**Short task**
Extract the records in full, leaving every picture out.

**Given data**
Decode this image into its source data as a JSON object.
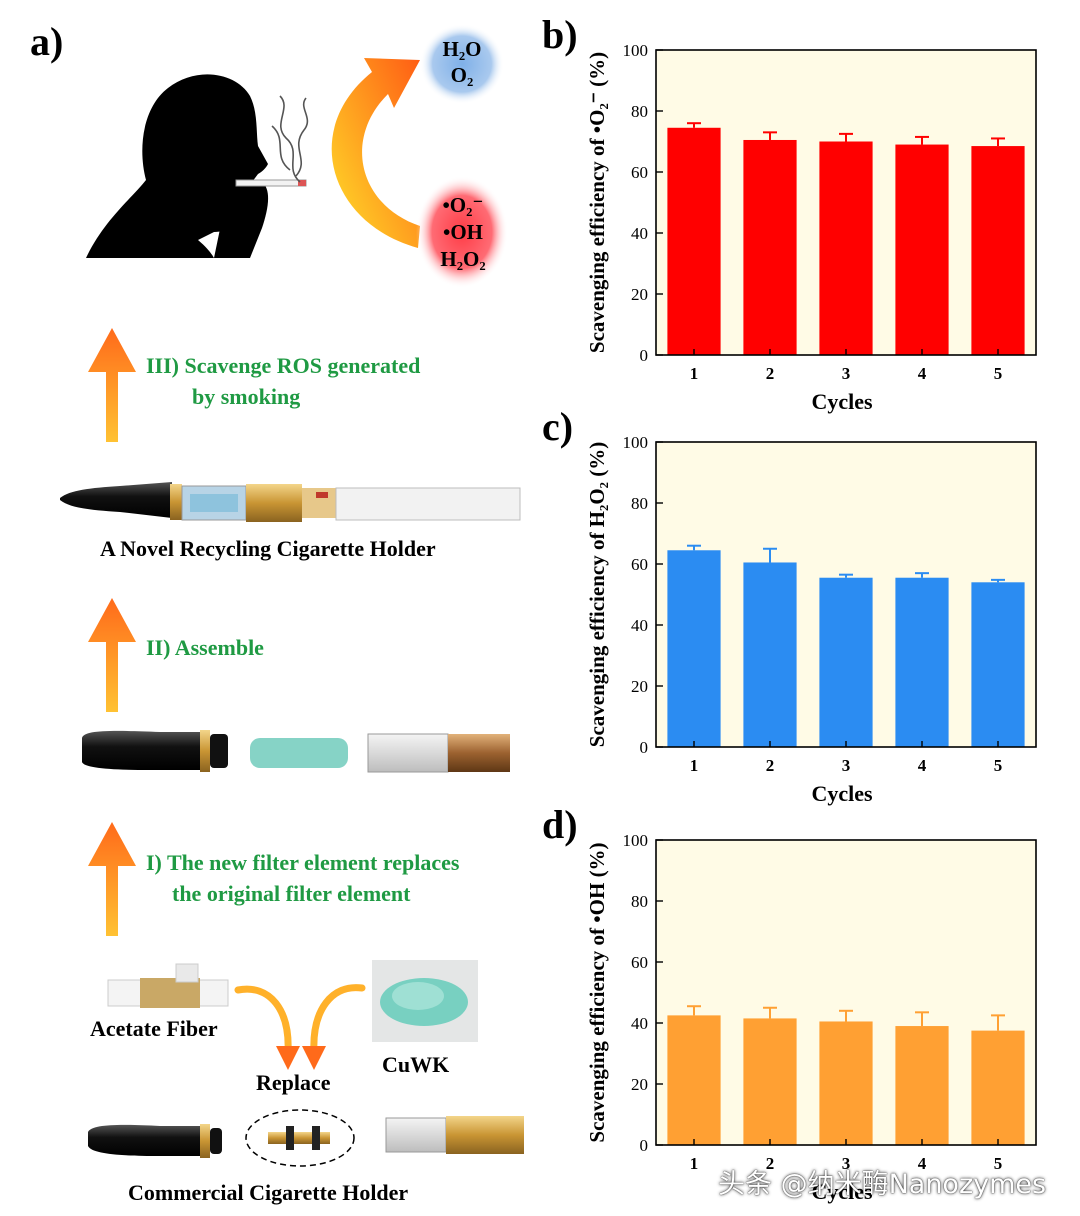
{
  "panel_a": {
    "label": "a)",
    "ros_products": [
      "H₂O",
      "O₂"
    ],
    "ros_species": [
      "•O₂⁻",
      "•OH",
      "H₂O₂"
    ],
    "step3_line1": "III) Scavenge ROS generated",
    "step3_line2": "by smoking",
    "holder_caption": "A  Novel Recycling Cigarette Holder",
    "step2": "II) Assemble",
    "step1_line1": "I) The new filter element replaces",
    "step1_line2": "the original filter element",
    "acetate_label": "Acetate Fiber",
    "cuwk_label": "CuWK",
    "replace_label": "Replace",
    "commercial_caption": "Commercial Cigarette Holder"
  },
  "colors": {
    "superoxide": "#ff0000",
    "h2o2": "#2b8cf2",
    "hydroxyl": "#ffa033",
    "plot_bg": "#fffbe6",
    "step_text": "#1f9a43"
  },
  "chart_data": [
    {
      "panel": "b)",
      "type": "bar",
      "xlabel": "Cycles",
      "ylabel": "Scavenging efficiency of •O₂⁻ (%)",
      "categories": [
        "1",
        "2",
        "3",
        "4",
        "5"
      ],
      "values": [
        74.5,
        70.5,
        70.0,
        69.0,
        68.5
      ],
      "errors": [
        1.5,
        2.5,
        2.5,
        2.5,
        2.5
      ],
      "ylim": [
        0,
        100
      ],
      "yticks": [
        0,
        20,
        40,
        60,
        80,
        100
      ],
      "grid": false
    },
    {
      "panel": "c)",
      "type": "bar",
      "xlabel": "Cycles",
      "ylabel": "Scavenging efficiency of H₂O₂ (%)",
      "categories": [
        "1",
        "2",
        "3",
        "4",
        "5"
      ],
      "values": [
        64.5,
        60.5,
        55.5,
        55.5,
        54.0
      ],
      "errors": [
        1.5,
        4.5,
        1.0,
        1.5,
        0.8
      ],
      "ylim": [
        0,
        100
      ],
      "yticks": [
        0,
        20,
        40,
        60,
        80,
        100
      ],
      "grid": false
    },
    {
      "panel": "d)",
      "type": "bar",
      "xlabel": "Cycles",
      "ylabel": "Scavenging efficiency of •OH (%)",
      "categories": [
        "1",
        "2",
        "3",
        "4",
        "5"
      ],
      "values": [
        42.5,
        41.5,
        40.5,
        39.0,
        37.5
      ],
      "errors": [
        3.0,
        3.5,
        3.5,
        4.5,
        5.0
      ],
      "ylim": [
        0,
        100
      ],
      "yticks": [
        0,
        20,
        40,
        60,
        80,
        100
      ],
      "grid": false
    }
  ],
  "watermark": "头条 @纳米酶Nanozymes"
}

**Correct output**
Decode this image into its source data as a JSON object.
{
  "panel_a": {
    "label": "a)",
    "ros_products": [
      "H₂O",
      "O₂"
    ],
    "ros_species": [
      "•O₂⁻",
      "•OH",
      "H₂O₂"
    ],
    "step3_line1": "III) Scavenge ROS generated",
    "step3_line2": "by smoking",
    "holder_caption": "A  Novel Recycling Cigarette Holder",
    "step2": "II) Assemble",
    "step1_line1": "I) The new filter element replaces",
    "step1_line2": "the original filter element",
    "acetate_label": "Acetate Fiber",
    "cuwk_label": "CuWK",
    "replace_label": "Replace",
    "commercial_caption": "Commercial Cigarette Holder"
  },
  "colors": {
    "superoxide": "#ff0000",
    "h2o2": "#2b8cf2",
    "hydroxyl": "#ffa033",
    "plot_bg": "#fffbe6",
    "step_text": "#1f9a43"
  },
  "chart_data": [
    {
      "panel": "b)",
      "type": "bar",
      "xlabel": "Cycles",
      "ylabel": "Scavenging efficiency of •O₂⁻ (%)",
      "categories": [
        "1",
        "2",
        "3",
        "4",
        "5"
      ],
      "values": [
        74.5,
        70.5,
        70.0,
        69.0,
        68.5
      ],
      "errors": [
        1.5,
        2.5,
        2.5,
        2.5,
        2.5
      ],
      "ylim": [
        0,
        100
      ],
      "yticks": [
        0,
        20,
        40,
        60,
        80,
        100
      ],
      "grid": false
    },
    {
      "panel": "c)",
      "type": "bar",
      "xlabel": "Cycles",
      "ylabel": "Scavenging efficiency of H₂O₂ (%)",
      "categories": [
        "1",
        "2",
        "3",
        "4",
        "5"
      ],
      "values": [
        64.5,
        60.5,
        55.5,
        55.5,
        54.0
      ],
      "errors": [
        1.5,
        4.5,
        1.0,
        1.5,
        0.8
      ],
      "ylim": [
        0,
        100
      ],
      "yticks": [
        0,
        20,
        40,
        60,
        80,
        100
      ],
      "grid": false
    },
    {
      "panel": "d)",
      "type": "bar",
      "xlabel": "Cycles",
      "ylabel": "Scavenging efficiency of •OH (%)",
      "categories": [
        "1",
        "2",
        "3",
        "4",
        "5"
      ],
      "values": [
        42.5,
        41.5,
        40.5,
        39.0,
        37.5
      ],
      "errors": [
        3.0,
        3.5,
        3.5,
        4.5,
        5.0
      ],
      "ylim": [
        0,
        100
      ],
      "yticks": [
        0,
        20,
        40,
        60,
        80,
        100
      ],
      "grid": false
    }
  ],
  "watermark": "头条 @纳米酶Nanozymes"
}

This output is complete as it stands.